##### Available records

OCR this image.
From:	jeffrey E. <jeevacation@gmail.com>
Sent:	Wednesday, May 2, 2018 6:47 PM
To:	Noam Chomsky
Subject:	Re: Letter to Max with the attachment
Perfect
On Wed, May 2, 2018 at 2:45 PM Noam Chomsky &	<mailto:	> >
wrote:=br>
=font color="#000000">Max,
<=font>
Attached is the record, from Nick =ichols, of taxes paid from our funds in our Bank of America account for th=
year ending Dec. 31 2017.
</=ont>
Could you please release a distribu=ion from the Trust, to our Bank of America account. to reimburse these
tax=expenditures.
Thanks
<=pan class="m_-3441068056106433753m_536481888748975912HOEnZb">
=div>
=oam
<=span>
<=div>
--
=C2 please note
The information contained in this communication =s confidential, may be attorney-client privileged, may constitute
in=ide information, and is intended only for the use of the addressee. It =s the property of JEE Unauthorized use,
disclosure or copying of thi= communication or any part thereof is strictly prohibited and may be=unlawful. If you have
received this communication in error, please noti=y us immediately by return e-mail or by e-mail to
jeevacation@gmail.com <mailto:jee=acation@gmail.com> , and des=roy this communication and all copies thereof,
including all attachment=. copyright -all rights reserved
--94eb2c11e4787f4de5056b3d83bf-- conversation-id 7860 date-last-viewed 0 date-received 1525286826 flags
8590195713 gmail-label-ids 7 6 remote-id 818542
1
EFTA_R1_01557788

##########

- Your objective -
Copy down every line of the entries containing the word "thereof".

- Exercise solution -
disclosure or copying of thi= communication or any part thereof is strictly prohibited and may be=unlawful. If you have
jeevacation@gmail.com <mailto:jee=acation@gmail.com> , and des=roy this communication and all copies thereof,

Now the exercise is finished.